#### EXCERPTED DATA

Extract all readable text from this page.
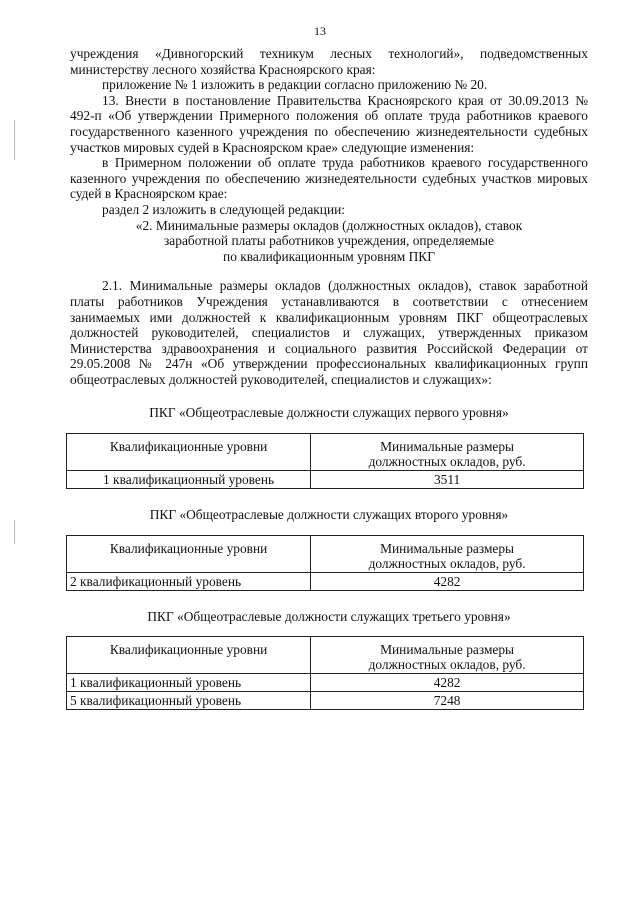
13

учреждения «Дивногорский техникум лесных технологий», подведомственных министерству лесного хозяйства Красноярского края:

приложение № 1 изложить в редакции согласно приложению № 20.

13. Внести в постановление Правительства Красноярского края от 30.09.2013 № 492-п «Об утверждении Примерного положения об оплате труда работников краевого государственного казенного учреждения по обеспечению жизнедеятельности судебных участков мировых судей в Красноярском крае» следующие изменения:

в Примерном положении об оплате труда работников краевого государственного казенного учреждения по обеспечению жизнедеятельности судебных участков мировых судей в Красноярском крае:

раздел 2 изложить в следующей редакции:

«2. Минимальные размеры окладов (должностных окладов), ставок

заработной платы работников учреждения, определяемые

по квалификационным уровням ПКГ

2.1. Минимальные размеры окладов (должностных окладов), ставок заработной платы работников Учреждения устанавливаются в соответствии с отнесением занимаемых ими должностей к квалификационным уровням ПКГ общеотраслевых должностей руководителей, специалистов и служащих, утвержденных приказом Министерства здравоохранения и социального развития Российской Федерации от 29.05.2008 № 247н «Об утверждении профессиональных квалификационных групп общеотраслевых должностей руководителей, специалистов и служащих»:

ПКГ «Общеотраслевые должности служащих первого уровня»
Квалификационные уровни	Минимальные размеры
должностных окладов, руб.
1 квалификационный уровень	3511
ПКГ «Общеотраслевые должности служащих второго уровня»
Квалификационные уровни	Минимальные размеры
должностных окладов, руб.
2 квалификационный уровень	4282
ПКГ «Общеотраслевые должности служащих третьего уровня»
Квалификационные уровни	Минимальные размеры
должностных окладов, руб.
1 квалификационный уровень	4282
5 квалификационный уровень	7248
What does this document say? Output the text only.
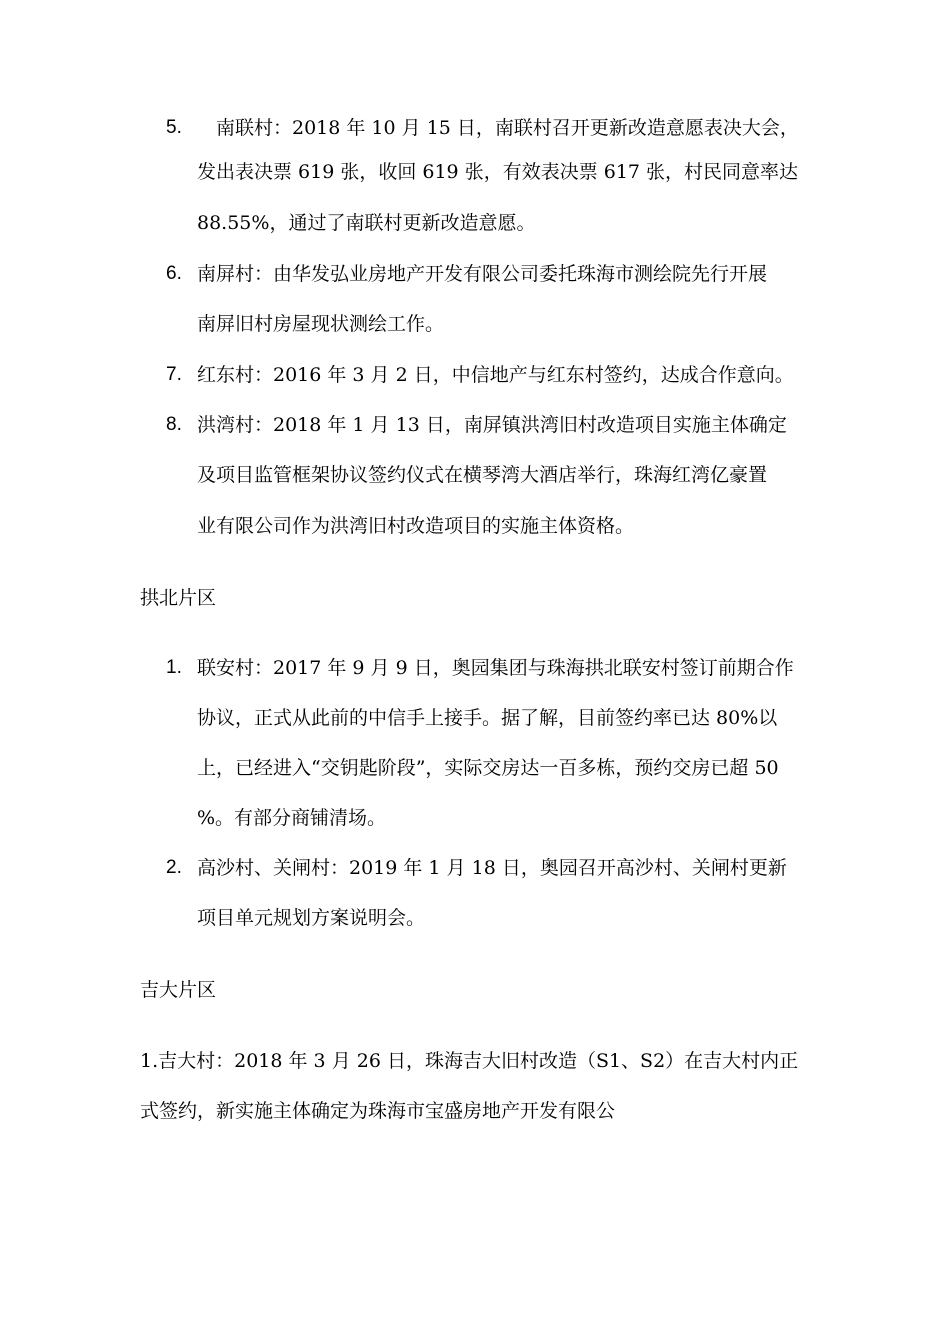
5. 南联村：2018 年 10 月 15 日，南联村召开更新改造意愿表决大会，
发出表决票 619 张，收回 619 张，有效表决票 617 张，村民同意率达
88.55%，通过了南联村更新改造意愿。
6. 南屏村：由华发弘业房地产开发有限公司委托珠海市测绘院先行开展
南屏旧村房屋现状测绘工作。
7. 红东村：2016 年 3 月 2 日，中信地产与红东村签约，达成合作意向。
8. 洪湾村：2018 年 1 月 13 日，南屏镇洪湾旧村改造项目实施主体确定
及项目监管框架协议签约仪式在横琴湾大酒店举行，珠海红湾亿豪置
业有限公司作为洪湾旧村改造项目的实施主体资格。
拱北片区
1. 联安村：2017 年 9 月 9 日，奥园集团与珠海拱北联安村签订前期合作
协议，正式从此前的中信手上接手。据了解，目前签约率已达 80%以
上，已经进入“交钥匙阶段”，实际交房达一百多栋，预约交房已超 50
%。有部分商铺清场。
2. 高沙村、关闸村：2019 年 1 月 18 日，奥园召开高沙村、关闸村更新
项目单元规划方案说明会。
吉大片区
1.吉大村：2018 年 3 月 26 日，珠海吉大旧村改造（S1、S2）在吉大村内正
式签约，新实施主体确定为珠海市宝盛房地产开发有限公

#### WORK TO COMPLETE
Reproduce every entry word for word, but omit the pictures.

#### OUTPUT FOR THIS TASK
Extract all readable text from this page.
13

учреждения «Дивногорский техникум лесных технологий», подведомственных министерству лесного хозяйства Красноярского края:

приложение № 1 изложить в редакции согласно приложению № 20.

13. Внести в постановление Правительства Красноярского края от 30.09.2013 № 492-п «Об утверждении Примерного положения об оплате труда работников краевого государственного казенного учреждения по обеспечению жизнедеятельности судебных участков мировых судей в Красноярском крае» следующие изменения:

в Примерном положении об оплате труда работников краевого государственного казенного учреждения по обеспечению жизнедеятельности судебных участков мировых судей в Красноярском крае:

раздел 2 изложить в следующей редакции:

«2. Минимальные размеры окладов (должностных окладов), ставок

заработной платы работников учреждения, определяемые

по квалификационным уровням ПКГ

2.1. Минимальные размеры окладов (должностных окладов), ставок заработной платы работников Учреждения устанавливаются в соответствии с отнесением занимаемых ими должностей к квалификационным уровням ПКГ общеотраслевых должностей руководителей, специалистов и служащих, утвержденных приказом Министерства здравоохранения и социального развития Российской Федерации от 29.05.2008 № 247н «Об утверждении профессиональных квалификационных групп общеотраслевых должностей руководителей, специалистов и служащих»:

ПКГ «Общеотраслевые должности служащих первого уровня»
Квалификационные уровни	Минимальные размеры
должностных окладов, руб.
1 квалификационный уровень	3511
ПКГ «Общеотраслевые должности служащих второго уровня»
Квалификационные уровни	Минимальные размеры
должностных окладов, руб.
2 квалификационный уровень	4282
ПКГ «Общеотраслевые должности служащих третьего уровня»
Квалификационные уровни	Минимальные размеры
должностных окладов, руб.
1 квалификационный уровень	4282
5 квалификационный уровень	7248
What does this document say? Output the text only.
5. 南联村：2018 年 10 月 15 日，南联村召开更新改造意愿表决大会，
发出表决票 619 张，收回 619 张，有效表决票 617 张，村民同意率达
88.55%，通过了南联村更新改造意愿。
6. 南屏村：由华发弘业房地产开发有限公司委托珠海市测绘院先行开展
南屏旧村房屋现状测绘工作。
7. 红东村：2016 年 3 月 2 日，中信地产与红东村签约，达成合作意向。
8. 洪湾村：2018 年 1 月 13 日，南屏镇洪湾旧村改造项目实施主体确定
及项目监管框架协议签约仪式在横琴湾大酒店举行，珠海红湾亿豪置
业有限公司作为洪湾旧村改造项目的实施主体资格。
拱北片区
1. 联安村：2017 年 9 月 9 日，奥园集团与珠海拱北联安村签订前期合作
协议，正式从此前的中信手上接手。据了解，目前签约率已达 80%以
上，已经进入“交钥匙阶段”，实际交房达一百多栋，预约交房已超 50
%。有部分商铺清场。
2. 高沙村、关闸村：2019 年 1 月 18 日，奥园召开高沙村、关闸村更新
项目单元规划方案说明会。
吉大片区
1.吉大村：2018 年 3 月 26 日，珠海吉大旧村改造（S1、S2）在吉大村内正
式签约，新实施主体确定为珠海市宝盛房地产开发有限公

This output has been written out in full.